- [WHAT YOU WILL DO]: Answer with one number: how many lines hold "花门楼前见秋草".

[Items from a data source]
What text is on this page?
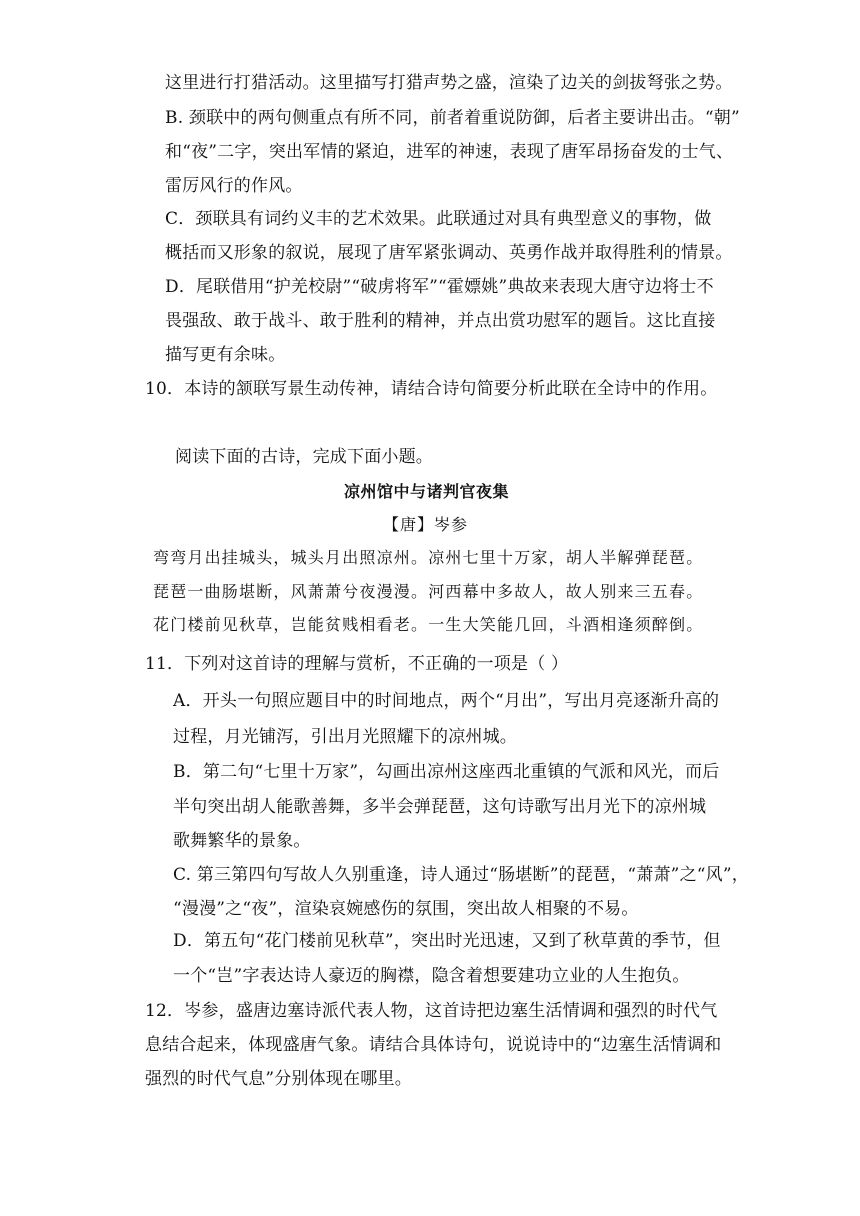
这里进行打猎活动。这里描写打猎声势之盛，渲染了边关的剑拔弩张之势。
B. 颈联中的两句侧重点有所不同，前者着重说防御，后者主要讲出击。“朝”
和“夜”二字，突出军情的紧迫，进军的神速，表现了唐军昂扬奋发的士气、
雷厉风行的作风。
C．颈联具有词约义丰的艺术效果。此联通过对具有典型意义的事物，做
概括而又形象的叙说，展现了唐军紧张调动、英勇作战并取得胜利的情景。
D．尾联借用“护羌校尉”“破虏将军”“霍嫖姚”典故来表现大唐守边将士不
畏强敌、敢于战斗、敢于胜利的精神，并点出赏功慰军的题旨。这比直接
描写更有余味。
10．本诗的颔联写景生动传神，请结合诗句简要分析此联在全诗中的作用。
阅读下面的古诗，完成下面小题。
凉州馆中与诸判官夜集
【唐】岑参
弯弯月出挂城头，城头月出照凉州。凉州七里十万家，胡人半解弹琵琶。
琵琶一曲肠堪断，风萧萧兮夜漫漫。河西幕中多故人，故人别来三五春。
花门楼前见秋草，岂能贫贱相看老。一生大笑能几回，斗酒相逢须醉倒。
11．下列对这首诗的理解与赏析，不正确的一项是（ ）
A．开头一句照应题目中的时间地点，两个“月出”，写出月亮逐渐升高的
过程，月光铺泻，引出月光照耀下的凉州城。
B．第二句“七里十万家”，勾画出凉州这座西北重镇的气派和风光，而后
半句突出胡人能歌善舞，多半会弹琵琶，这句诗歌写出月光下的凉州城
歌舞繁华的景象。
C. 第三第四句写故人久别重逢，诗人通过“肠堪断”的琵琶，“萧萧”之“风”，
“漫漫”之“夜”，渲染哀婉感伤的氛围，突出故人相聚的不易。
D．第五句“花门楼前见秋草”，突出时光迅速，又到了秋草黄的季节，但
一个“岂”字表达诗人豪迈的胸襟，隐含着想要建功立业的人生抱负。
12．岑参，盛唐边塞诗派代表人物，这首诗把边塞生活情调和强烈的时代气
息结合起来，体现盛唐气象。请结合具体诗句，说说诗中的“边塞生活情调和
强烈的时代气息”分别体现在哪里。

- [COMPLETED EXERCISE]: 2